§ TASK: Can you write out all the lines word for word, with no pictures?

§ Dataset entries:
§ §

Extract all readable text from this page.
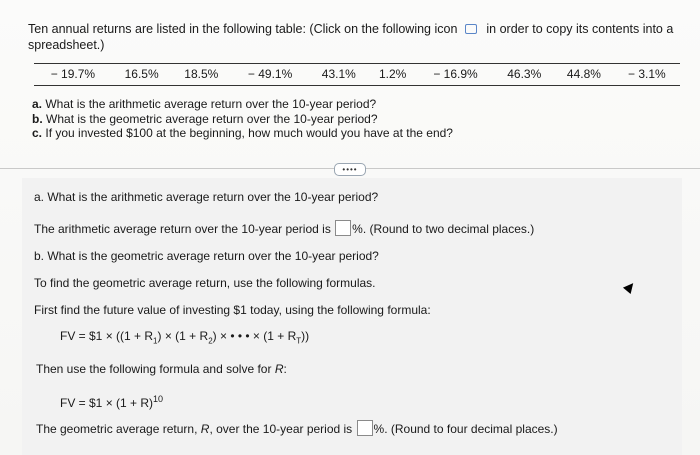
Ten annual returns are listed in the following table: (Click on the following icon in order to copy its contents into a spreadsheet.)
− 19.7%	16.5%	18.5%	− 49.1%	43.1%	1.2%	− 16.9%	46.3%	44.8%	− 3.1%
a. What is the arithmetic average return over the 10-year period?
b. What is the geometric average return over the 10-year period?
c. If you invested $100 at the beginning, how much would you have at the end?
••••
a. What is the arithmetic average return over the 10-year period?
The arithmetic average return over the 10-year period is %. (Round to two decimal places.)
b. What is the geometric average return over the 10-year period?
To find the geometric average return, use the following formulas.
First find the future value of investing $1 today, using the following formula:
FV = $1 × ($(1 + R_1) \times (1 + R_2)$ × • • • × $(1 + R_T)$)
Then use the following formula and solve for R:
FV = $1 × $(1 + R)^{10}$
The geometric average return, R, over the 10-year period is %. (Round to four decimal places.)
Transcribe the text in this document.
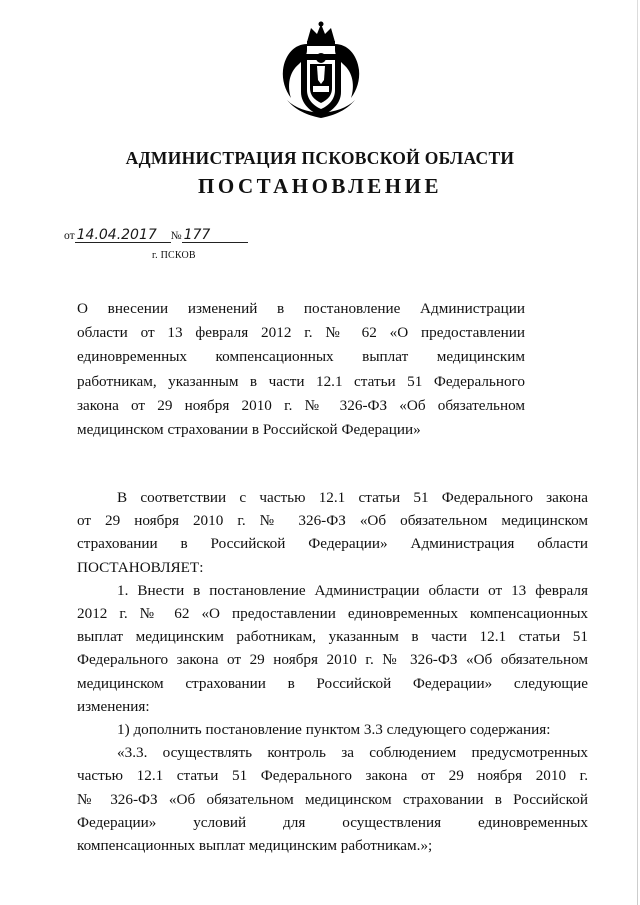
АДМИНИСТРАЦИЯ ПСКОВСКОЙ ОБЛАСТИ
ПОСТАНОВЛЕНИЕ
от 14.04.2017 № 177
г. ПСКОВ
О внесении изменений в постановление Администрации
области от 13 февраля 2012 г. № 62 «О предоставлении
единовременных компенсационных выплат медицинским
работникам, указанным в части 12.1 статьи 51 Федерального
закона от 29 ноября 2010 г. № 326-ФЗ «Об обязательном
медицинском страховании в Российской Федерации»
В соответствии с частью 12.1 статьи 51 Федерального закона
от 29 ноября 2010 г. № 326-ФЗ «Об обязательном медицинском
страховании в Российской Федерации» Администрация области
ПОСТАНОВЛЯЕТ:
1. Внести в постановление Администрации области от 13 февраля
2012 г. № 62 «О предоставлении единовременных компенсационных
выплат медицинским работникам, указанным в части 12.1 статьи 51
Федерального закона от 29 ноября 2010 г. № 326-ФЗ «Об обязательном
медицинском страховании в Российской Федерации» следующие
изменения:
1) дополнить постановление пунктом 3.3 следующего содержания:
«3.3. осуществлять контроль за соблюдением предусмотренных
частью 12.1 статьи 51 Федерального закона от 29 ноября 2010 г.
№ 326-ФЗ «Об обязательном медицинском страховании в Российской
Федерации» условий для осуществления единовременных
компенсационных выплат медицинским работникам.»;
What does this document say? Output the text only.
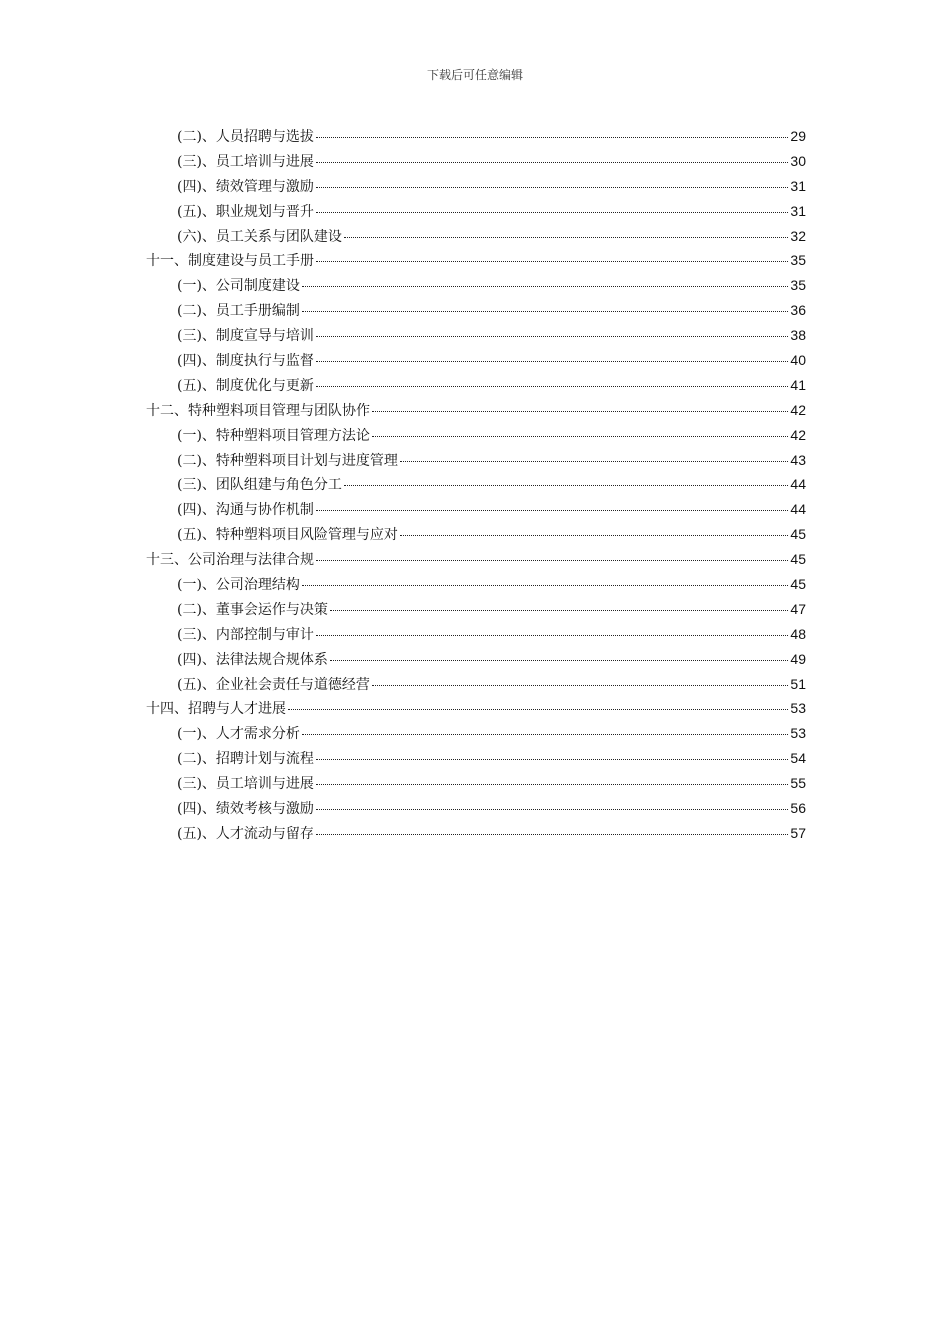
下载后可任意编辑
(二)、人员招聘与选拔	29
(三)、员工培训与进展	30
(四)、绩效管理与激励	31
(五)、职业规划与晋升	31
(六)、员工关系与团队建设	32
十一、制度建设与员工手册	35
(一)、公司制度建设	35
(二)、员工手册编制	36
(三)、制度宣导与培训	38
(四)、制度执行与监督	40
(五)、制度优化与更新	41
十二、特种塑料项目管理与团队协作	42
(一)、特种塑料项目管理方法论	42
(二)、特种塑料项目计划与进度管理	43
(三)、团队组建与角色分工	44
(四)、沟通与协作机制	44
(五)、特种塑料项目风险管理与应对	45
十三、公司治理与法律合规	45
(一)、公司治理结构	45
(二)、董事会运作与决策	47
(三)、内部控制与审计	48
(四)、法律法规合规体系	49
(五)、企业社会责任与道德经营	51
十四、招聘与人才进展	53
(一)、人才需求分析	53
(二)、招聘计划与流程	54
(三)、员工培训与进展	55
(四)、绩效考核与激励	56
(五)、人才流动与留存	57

§ §

§ SOLUTION:
Extract all readable text from this page.
Ten annual returns are listed in the following table: (Click on the following icon in order to copy its contents into a spreadsheet.)
− 19.7%	16.5%	18.5%	− 49.1%	43.1%	1.2%	− 16.9%	46.3%	44.8%	− 3.1%
a. What is the arithmetic average return over the 10-year period?
b. What is the geometric average return over the 10-year period?
c. If you invested $100 at the beginning, how much would you have at the end?
••••
a. What is the arithmetic average return over the 10-year period?
The arithmetic average return over the 10-year period is %. (Round to two decimal places.)
b. What is the geometric average return over the 10-year period?
To find the geometric average return, use the following formulas.
First find the future value of investing $1 today, using the following formula:
FV = $1 × ($(1 + R_1) \times (1 + R_2)$ × • • • × $(1 + R_T)$)
Then use the following formula and solve for R:
FV = $1 × $(1 + R)^{10}$
The geometric average return, R, over the 10-year period is %. (Round to four decimal places.)
Transcribe the text in this document.
АДМИНИСТРАЦИЯ ПСКОВСКОЙ ОБЛАСТИ
ПОСТАНОВЛЕНИЕ
от 14.04.2017 № 177
г. ПСКОВ
О внесении изменений в постановление Администрации
области от 13 февраля 2012 г. № 62 «О предоставлении
единовременных компенсационных выплат медицинским
работникам, указанным в части 12.1 статьи 51 Федерального
закона от 29 ноября 2010 г. № 326-ФЗ «Об обязательном
медицинском страховании в Российской Федерации»
В соответствии с частью 12.1 статьи 51 Федерального закона
от 29 ноября 2010 г. № 326-ФЗ «Об обязательном медицинском
страховании в Российской Федерации» Администрация области
ПОСТАНОВЛЯЕТ:
1. Внести в постановление Администрации области от 13 февраля
2012 г. № 62 «О предоставлении единовременных компенсационных
выплат медицинским работникам, указанным в части 12.1 статьи 51
Федерального закона от 29 ноября 2010 г. № 326-ФЗ «Об обязательном
медицинском страховании в Российской Федерации» следующие
изменения:
1) дополнить постановление пунктом 3.3 следующего содержания:
«3.3. осуществлять контроль за соблюдением предусмотренных
частью 12.1 статьи 51 Федерального закона от 29 ноября 2010 г.
№ 326-ФЗ «Об обязательном медицинском страховании в Российской
Федерации» условий для осуществления единовременных
компенсационных выплат медицинским работникам.»;
What does this document say? Output the text only.
下载后可任意编辑
(二)、人员招聘与选拔	29
(三)、员工培训与进展	30
(四)、绩效管理与激励	31
(五)、职业规划与晋升	31
(六)、员工关系与团队建设	32
十一、制度建设与员工手册	35
(一)、公司制度建设	35
(二)、员工手册编制	36
(三)、制度宣导与培训	38
(四)、制度执行与监督	40
(五)、制度优化与更新	41
十二、特种塑料项目管理与团队协作	42
(一)、特种塑料项目管理方法论	42
(二)、特种塑料项目计划与进度管理	43
(三)、团队组建与角色分工	44
(四)、沟通与协作机制	44
(五)、特种塑料项目风险管理与应对	45
十三、公司治理与法律合规	45
(一)、公司治理结构	45
(二)、董事会运作与决策	47
(三)、内部控制与审计	48
(四)、法律法规合规体系	49
(五)、企业社会责任与道德经营	51
十四、招聘与人才进展	53
(一)、人才需求分析	53
(二)、招聘计划与流程	54
(三)、员工培训与进展	55
(四)、绩效考核与激励	56
(五)、人才流动与留存	57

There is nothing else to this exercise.